Task details. Write out each line word for word. Drop pictures.

Data excerpts:
□ □ □ □ □ □ □

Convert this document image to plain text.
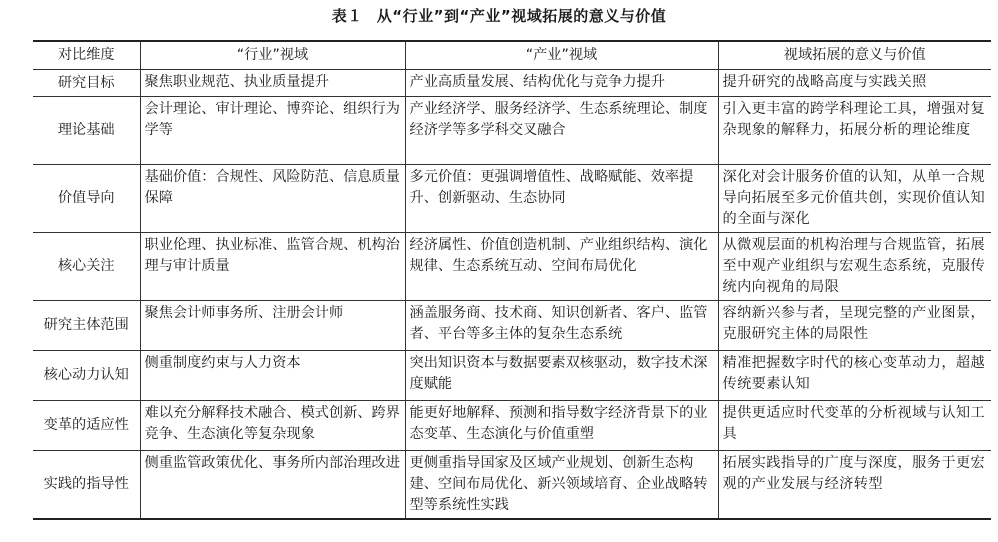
表１ 从“行业”到“产业”视域拓展的意义与价值
对比维度	“行业”视域	“产业”视域	视域拓展的意义与价值
研究目标	聚焦职业规范、执业质量提升	产业高质量发展、结构优化与竞争力提升	提升研究的战略高度与实践关照
理论基础	会计理论、审计理论、博弈论、组织行为学等	产业经济学、服务经济学、生态系统理论、制度经济学等多学科交叉融合	引入更丰富的跨学科理论工具，增强对复杂现象的解释力，拓展分析的理论维度
价值导向	基础价值：合规性、风险防范、信息质量保障	多元价值：更强调增值性、战略赋能、效率提升、创新驱动、生态协同	深化对会计服务价值的认知，从单一合规导向拓展至多元价值共创，实现价值认知的全面与深化
核心关注	职业伦理、执业标准、监管合规、机构治理与审计质量	经济属性、价值创造机制、产业组织结构、演化规律、生态系统互动、空间布局优化	从微观层面的机构治理与合规监管，拓展至中观产业组织与宏观生态系统，克服传统内向视角的局限
研究主体范围	聚焦会计师事务所、注册会计师	涵盖服务商、技术商、知识创新者、客户、监管者、平台等多主体的复杂生态系统	容纳新兴参与者，呈现完整的产业图景，克服研究主体的局限性
核心动力认知	侧重制度约束与人力资本	突出知识资本与数据要素双核驱动，数字技术深度赋能	精准把握数字时代的核心变革动力，超越传统要素认知
变革的适应性	难以充分解释技术融合、模式创新、跨界竞争、生态演化等复杂现象	能更好地解释、预测和指导数字经济背景下的业态变革、生态演化与价值重塑	提供更适应时代变革的分析视域与认知工具
实践的指导性	侧重监管政策优化、事务所内部治理改进	更侧重指导国家及区域产业规划、创新生态构建、空间布局优化、新兴领域培育、企业战略转型等系统性实践	拓展实践指导的广度与深度，服务于更宏观的产业发展与经济转型
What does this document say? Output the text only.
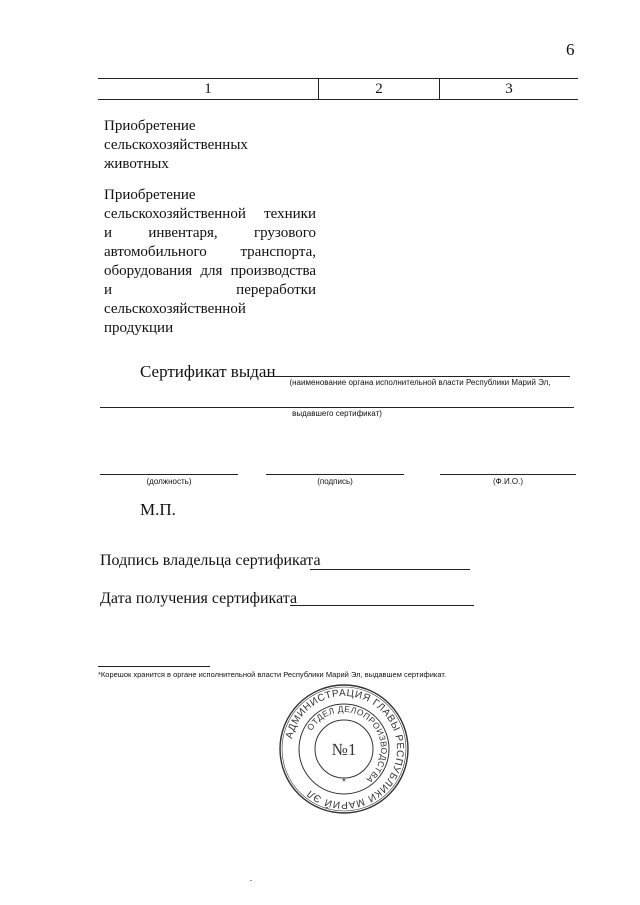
6
1	2	3
Приобретение
сельскохозяйственных
животных
Приобретение
сельскохозяйственной техники
и инвентаря, грузового
автомобильного транспорта,
оборудования для производства
и переработки
сельскохозяйственной
продукции
Сертификат выдан
(наименование органа исполнительной власти Республики Марий Эл,
выдавшего сертификат)
(должность)	(подпись)	(Ф.И.О.)
М.П.
Подпись владельца сертификата
Дата получения сертификата
*Корешок хранится в органе исполнительной власти Республики Марий Эл, выдавшем сертификат.
АДМИНИСТРАЦИЯ ГЛАВЫ РЕСПУБЛИКИ МАРИЙ ЭЛ
ОТДЕЛ ДЕЛОПРОИЗВОДСТВА
№1
*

□ □ □ □ □ □ □

Result for this exercise.
Convert this document image to plain text.
表１ 从“行业”到“产业”视域拓展的意义与价值
对比维度	“行业”视域	“产业”视域	视域拓展的意义与价值
研究目标	聚焦职业规范、执业质量提升	产业高质量发展、结构优化与竞争力提升	提升研究的战略高度与实践关照
理论基础	会计理论、审计理论、博弈论、组织行为学等	产业经济学、服务经济学、生态系统理论、制度经济学等多学科交叉融合	引入更丰富的跨学科理论工具，增强对复杂现象的解释力，拓展分析的理论维度
价值导向	基础价值：合规性、风险防范、信息质量保障	多元价值：更强调增值性、战略赋能、效率提升、创新驱动、生态协同	深化对会计服务价值的认知，从单一合规导向拓展至多元价值共创，实现价值认知的全面与深化
核心关注	职业伦理、执业标准、监管合规、机构治理与审计质量	经济属性、价值创造机制、产业组织结构、演化规律、生态系统互动、空间布局优化	从微观层面的机构治理与合规监管，拓展至中观产业组织与宏观生态系统，克服传统内向视角的局限
研究主体范围	聚焦会计师事务所、注册会计师	涵盖服务商、技术商、知识创新者、客户、监管者、平台等多主体的复杂生态系统	容纳新兴参与者，呈现完整的产业图景，克服研究主体的局限性
核心动力认知	侧重制度约束与人力资本	突出知识资本与数据要素双核驱动，数字技术深度赋能	精准把握数字时代的核心变革动力，超越传统要素认知
变革的适应性	难以充分解释技术融合、模式创新、跨界竞争、生态演化等复杂现象	能更好地解释、预测和指导数字经济背景下的业态变革、生态演化与价值重塑	提供更适应时代变革的分析视域与认知工具
实践的指导性	侧重监管政策优化、事务所内部治理改进	更侧重指导国家及区域产业规划、创新生态构建、空间布局优化、新兴领域培育、企业战略转型等系统性实践	拓展实践指导的广度与深度，服务于更宏观的产业发展与经济转型
What does this document say? Output the text only.
6
1	2	3
Приобретение
сельскохозяйственных
животных
Приобретение
сельскохозяйственной техники
и инвентаря, грузового
автомобильного транспорта,
оборудования для производства
и переработки
сельскохозяйственной
продукции
Сертификат выдан
(наименование органа исполнительной власти Республики Марий Эл,
выдавшего сертификат)
(должность)	(подпись)	(Ф.И.О.)
М.П.
Подпись владельца сертификата
Дата получения сертификата
*Корешок хранится в органе исполнительной власти Республики Марий Эл, выдавшем сертификат.
АДМИНИСТРАЦИЯ ГЛАВЫ РЕСПУБЛИКИ МАРИЙ ЭЛ
ОТДЕЛ ДЕЛОПРОИЗВОДСТВА
№1
*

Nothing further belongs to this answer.